- SECCIÓN DEL DOCUMENTO:
Comenta San Juan Crisóstomo:
«En adelante nuestra naturaleza es
concebida en el cielo con Espíritu Santo y agua. Ha sido elegida el agua y
cumple funciones de generación para el fiel... Desde que el Señor entró en
las aguas del Jordán, el agua no produce ya el bullir de animales vivientes
(Gén 1,20), sino de almas dotadas de razón, en las que habita el Espíritu
Santo» (Homilía sobre el Evangelio de San Juan 26,1).
Y San Agustín:
«No conoce Nicodemo otro
nacimiento que el de Adán y Eva, e ignora el que se origina de Cristo y de
la Iglesia. Sólo entiende de la paternidad que engendra para la muerte, no
de paternidad que engendra para la vida. Existen dos nacimientos; mas él
sólo de uno tiene noticia. Uno es de la tierra y otro es del cielo; uno de
la carne y otro del Espíritu; uno de la mortalidad, otro de la eternidad...
Los dos son únicos. Ni uno ni otro se pueden repetir» (Tratado 11,6
sobre el Evangelio de San Juan).
Martes
Entrada: «Con
alegría y regocijo demos gloria a Dios, porque el Señor ha establecido su
reinado. Aleluya» (Ap 19, 7.6).
Colecta (del
Gelasiano): «Te pedimos, Señor, que nos hagas capaces de anunciar la
victoria de Cristo resucitado; y pues en ella nos has dado la prenda de los
dones futuros, haz que un día los poseamos en plenitud».
Ofertorio:
«Concédenos, Señor, darte gracias siempre por medio de estos misterios
pascuales; y ya que continúan en nosotros la obra de tu redención, sean también
fuente de gozo incesante»
Comunión: «Era
necesario que el Mesías padeciera y resucitara de entre los muertos, para
entrar en su gloria. Aleluya» (cf. Lc 24,46.26).

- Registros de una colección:
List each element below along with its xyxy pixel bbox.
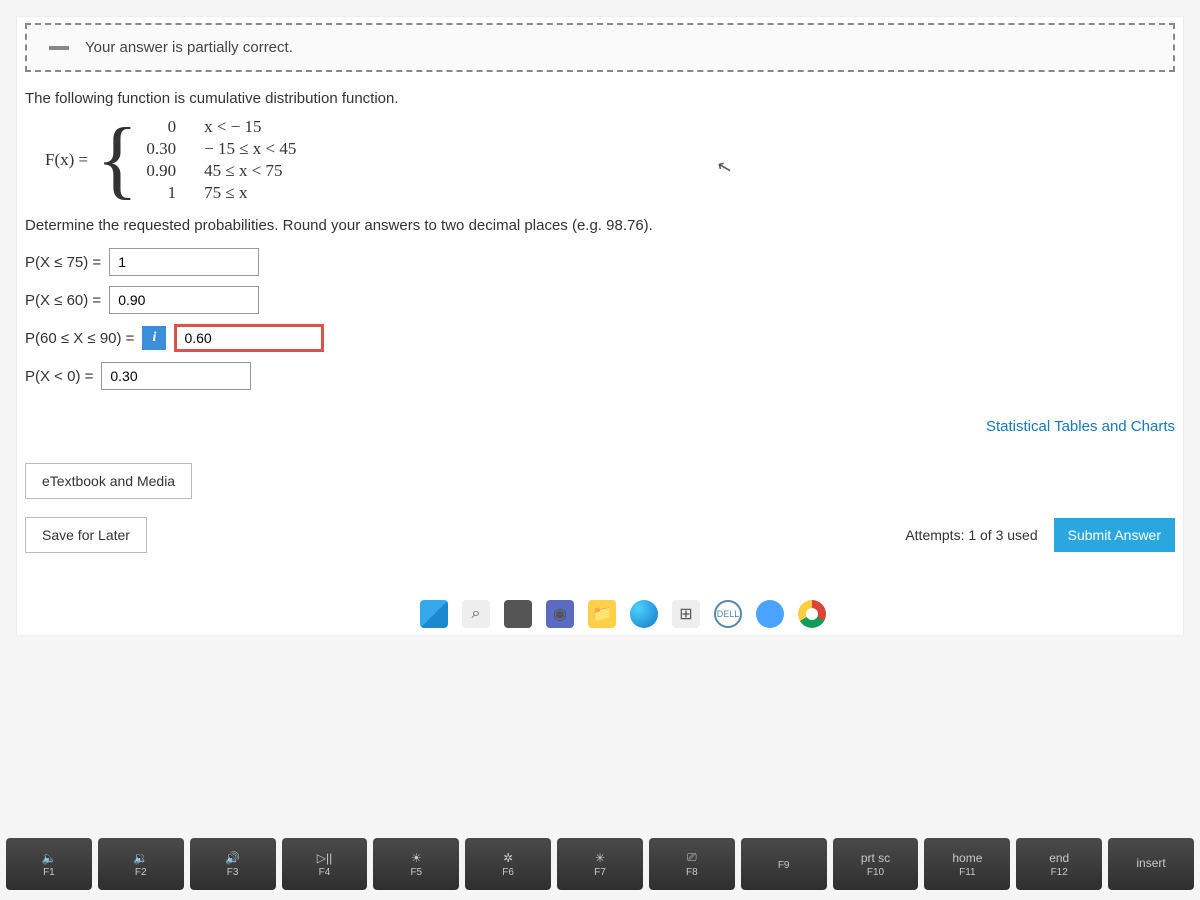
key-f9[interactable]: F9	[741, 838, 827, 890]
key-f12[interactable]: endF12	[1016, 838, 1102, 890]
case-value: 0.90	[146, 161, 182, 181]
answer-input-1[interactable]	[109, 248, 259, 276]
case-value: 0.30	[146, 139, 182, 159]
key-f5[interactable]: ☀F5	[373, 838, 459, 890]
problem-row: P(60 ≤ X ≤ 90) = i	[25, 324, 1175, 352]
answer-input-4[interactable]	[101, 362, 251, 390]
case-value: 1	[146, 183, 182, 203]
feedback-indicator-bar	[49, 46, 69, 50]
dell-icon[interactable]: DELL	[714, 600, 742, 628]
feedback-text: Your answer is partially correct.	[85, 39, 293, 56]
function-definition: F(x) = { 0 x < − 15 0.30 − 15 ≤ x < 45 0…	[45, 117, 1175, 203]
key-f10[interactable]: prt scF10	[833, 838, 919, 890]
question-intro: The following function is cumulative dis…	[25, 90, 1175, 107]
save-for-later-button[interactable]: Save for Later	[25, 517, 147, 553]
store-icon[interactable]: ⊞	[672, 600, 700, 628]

- TAREAS:
**a)** ¿Puedes reproducir el pasaje de la sección del documento que empieza con "Comenta San Juan" y termina con "San Juan 26,1).", cambiando "bullir" por "hervidero"?
**b)** ¿Puedes extraer de los registros todas las líneas que contienen la cadena "interactable", teniendo en cuenta mayúsculas y minúsculas?
Los registros no guardan relación alguna con la sección del documento.

- RESULTADOS:
**a)**
Comenta San Juan Crisóstomo:
«En adelante nuestra naturaleza es
concebida en el cielo con Espíritu Santo y agua. Ha sido elegida el agua y
cumple funciones de generación para el fiel... Desde que el Señor entró en
las aguas del Jordán, el agua no produce ya el hervidero de animales vivientes
(Gén 1,20), sino de almas dotadas de razón, en las que habita el Espíritu
Santo» (Homilía sobre el Evangelio de San Juan 26,1).

**b)**
key-f9[interactable]: F9	[741, 838, 827, 890]
key-f12[interactable]: endF12	[1016, 838, 1102, 890]
answer-input-1[interactable]	[109, 248, 259, 276]
key-f5[interactable]: ☀F5	[373, 838, 459, 890]
answer-input-4[interactable]	[101, 362, 251, 390]
dell-icon[interactable]: DELL	[714, 600, 742, 628]
key-f10[interactable]: prt scF10	[833, 838, 919, 890]
save-for-later-button[interactable]: Save for Later	[25, 517, 147, 553]
store-icon[interactable]: ⊞	[672, 600, 700, 628]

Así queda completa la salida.